* DATA TO USE *

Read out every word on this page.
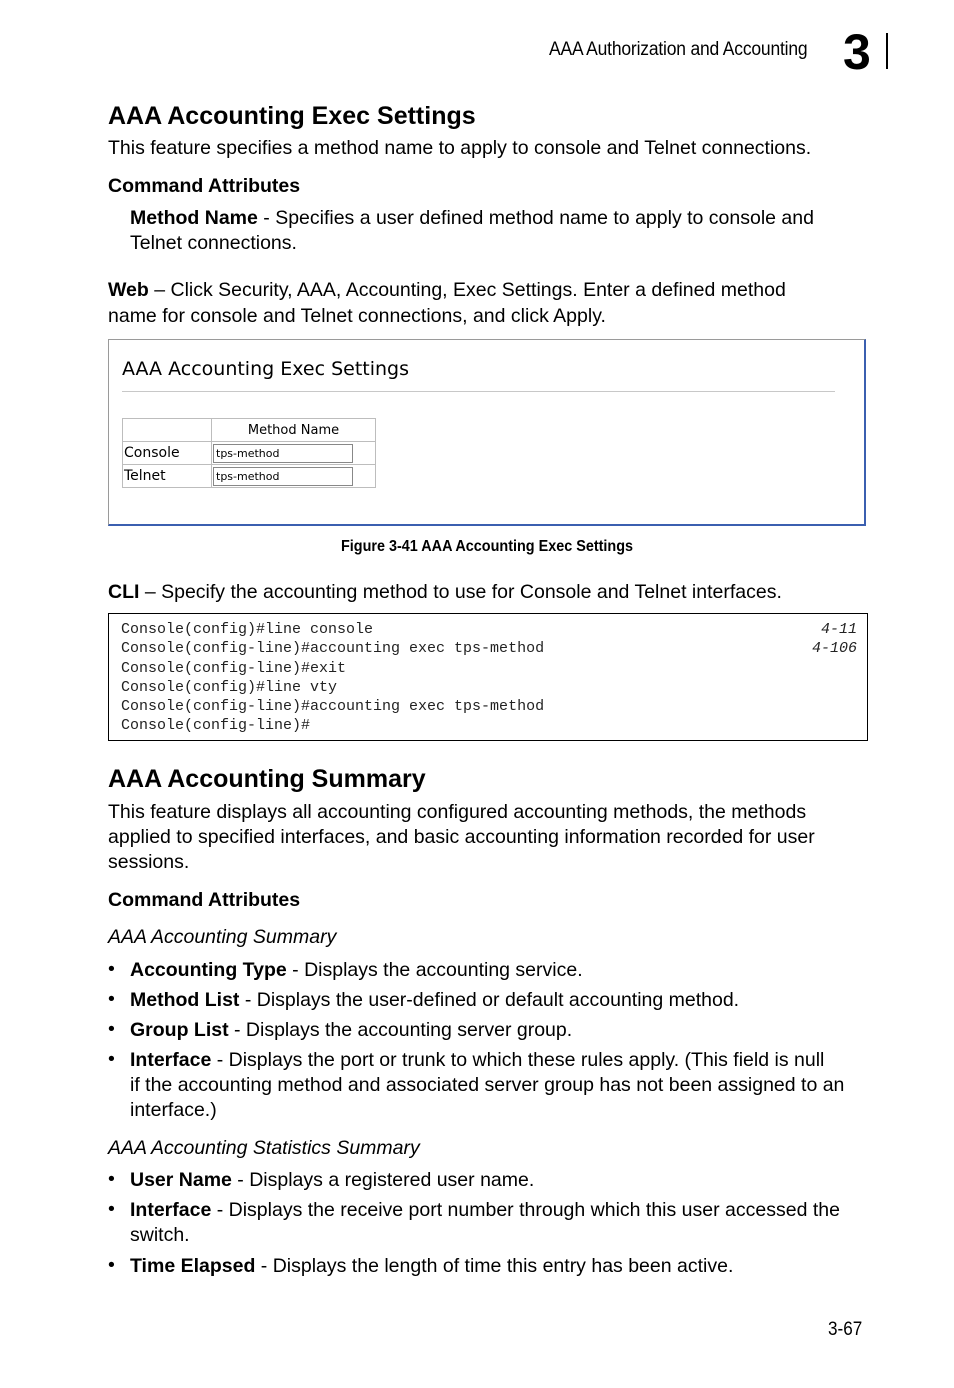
AAA Authorization and Accounting 3
AAA Accounting Exec Settings
This feature specifies a method name to apply to console and Telnet connections.
Command Attributes
Method Name - Specifies a user defined method name to apply to console and
Telnet connections.
Web – Click Security, AAA, Accounting, Exec Settings. Enter a defined method
name for console and Telnet connections, and click Apply.
AAA Accounting Exec Settings
	Method Name
Console	tps-method

Telnet	tps-method
Figure 3-41 AAA Accounting Exec Settings
CLI – Specify the accounting method to use for Console and Telnet interfaces.
Console(config)#line console	4-11
Console(config-line)#accounting exec tps-method	4-106
Console(config-line)#exit
Console(config)#line vty
Console(config-line)#accounting exec tps-method
Console(config-line)#
AAA Accounting Summary
This feature displays all accounting configured accounting methods, the methods
applied to specified interfaces, and basic accounting information recorded for user
sessions.
Command Attributes
AAA Accounting Summary
• Accounting Type - Displays the accounting service.
• Method List - Displays the user-defined or default accounting method.
• Group List - Displays the accounting server group.
• Interface - Displays the port or trunk to which these rules apply. (This field is null
if the accounting method and associated server group has not been assigned to an
interface.)
AAA Accounting Statistics Summary
• User Name - Displays a registered user name.
• Interface - Displays the receive port number through which this user accessed the
switch.
• Time Elapsed - Displays the length of time this entry has been active.
3-67
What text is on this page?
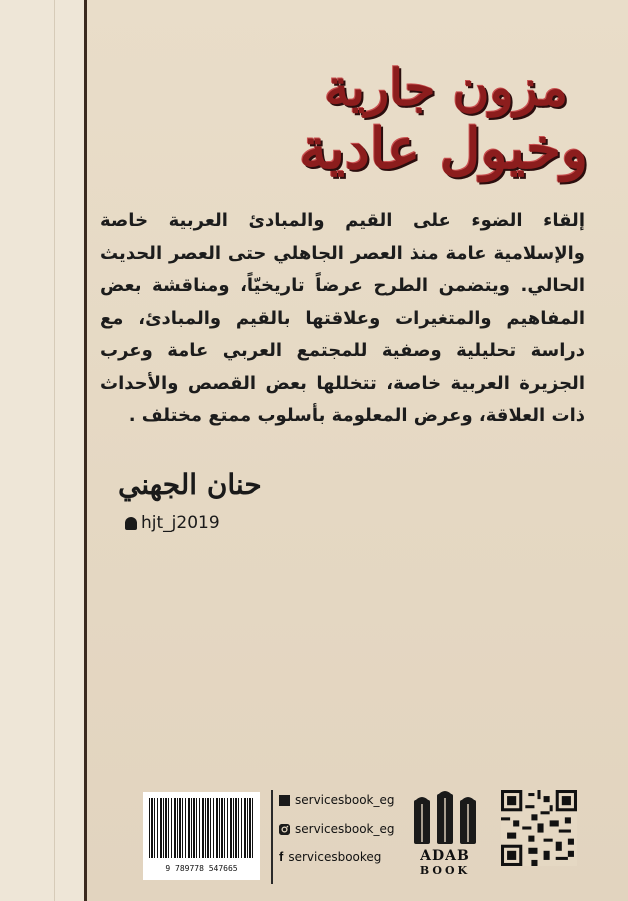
مزون جارية
وخيول عادية
إلقاء الضوء على القيم والمبادئ العربية خاصة والإسلامية عامة منذ العصر الجاهلي حتى العصر الحديث الحالي. ويتضمن الطرح عرضاً تاريخيّاً، ومناقشة بعض المفاهيم والمتغيرات وعلاقتها بالقيم والمبادئ، مع دراسة تحليلية وصفية للمجتمع العربي عامة وعرب الجزيرة العربية خاصة، تتخللها بعض القصص والأحداث ذات العلاقة، وعرض المعلومة بأسلوب ممتع مختلف .
حنان الجهني
hjt_j2019
9 789778 547665
servicesbook_eg
servicesbook_eg
f servicesbookeg	ADAB
BOOK
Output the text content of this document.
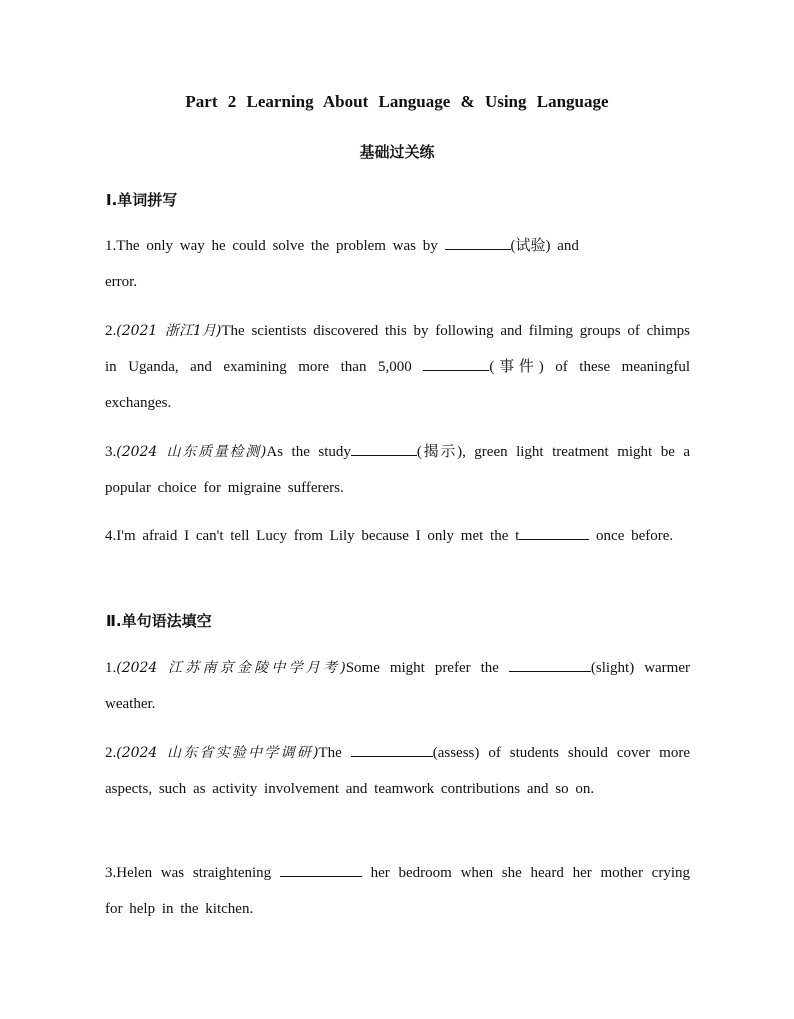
Part 2 Learning About Language & Using Language
基础过关练
Ⅰ.单词拼写
1.The only way he could solve the problem was by	(试验) and
error.
2.(2021 浙江1月)The scientists discovered this by following and filming groups of chimps in Uganda, and examining more than 5,000	(事件) of these meaningful exchanges.
3.(2024 山东质量检测)As the study	(揭示), green light treatment might be a popular choice for migraine sufferers.
4.I'm afraid I can't tell Lucy from Lily because I only met the t	once before.
Ⅱ.单句语法填空
1.(2024 江苏南京金陵中学月考)Some might prefer the	(slight) warmer weather.
2.(2024 山东省实验中学调研)The	(assess) of students should cover more aspects, such as activity involvement and teamwork contributions and so on.
3.Helen was straightening	her bedroom when she heard her mother crying for help in the kitchen.
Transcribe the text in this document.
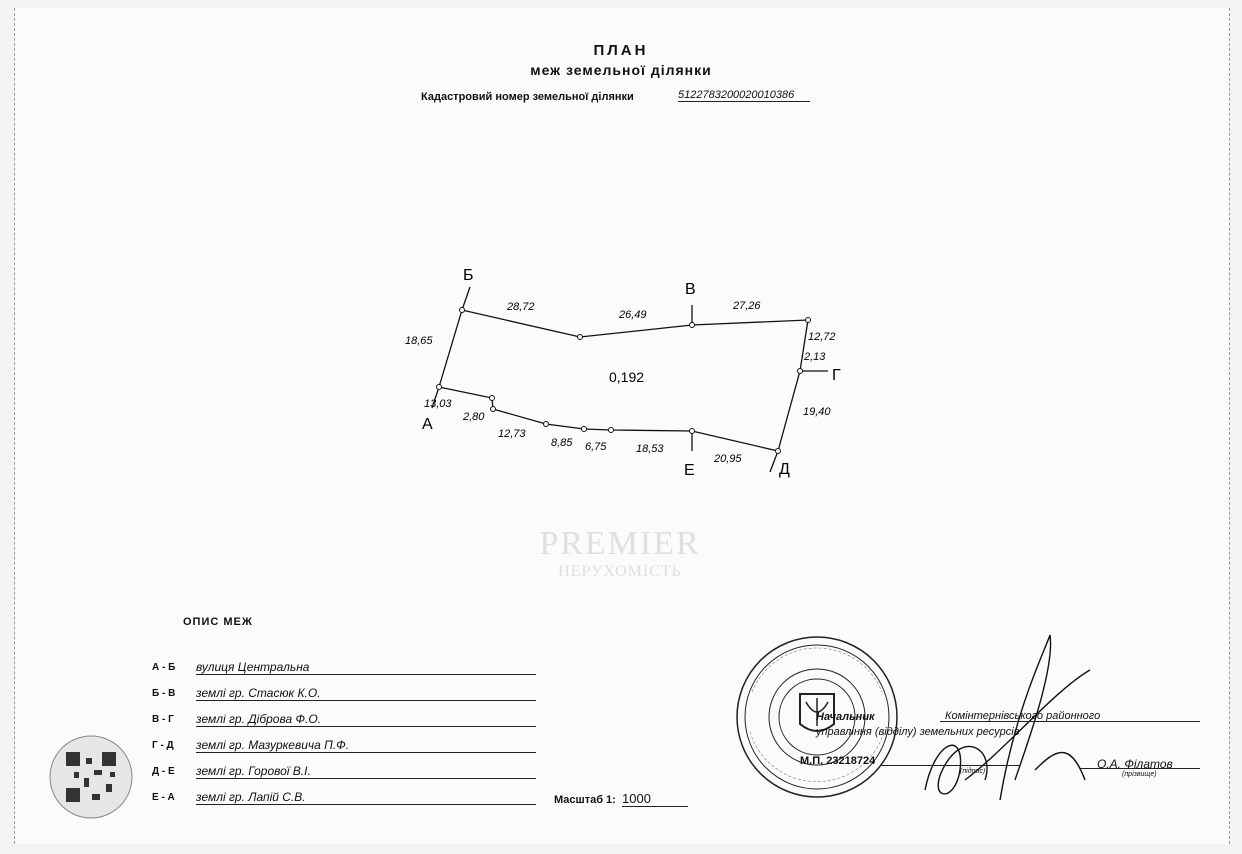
ПЛАН
меж земельної ділянки
Кадастровий номер земельної ділянки	5122783200020010386
Б
В
Г
Д
Е
А
0,192
18,65
28,72
26,49
27,26
12,72
2,13
19,40
20,95
18,53
6,75
8,85
12,73
2,80
13,03
PREMIER
НЕРУХОМІСТЬ
ОПИС МЕЖ
А - Б вулиця Центральна
Б - В землі гр. Стасюк К.О.
В - Г землі гр. Діброва Ф.О.
Г - Д землі гр. Мазуркевича П.Ф.
Д - Е землі гр. Горової В.І.
Е - А землі гр. Лапій С.В.	Масштаб 1: 1000
М.П. 23218724
Начальник	Комінтернівського районного
управління (відділу) земельних ресурсів
(підпис)
О.А. Філатов
(прізвище)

* WHAT IS ASKED *
Pick each line holding the word "port" out of the data and copy it.

* THE OUTPUT *
• Interface - Displays the port or trunk to which these rules apply. (This field is null
• Interface - Displays the receive port number through which this user accessed the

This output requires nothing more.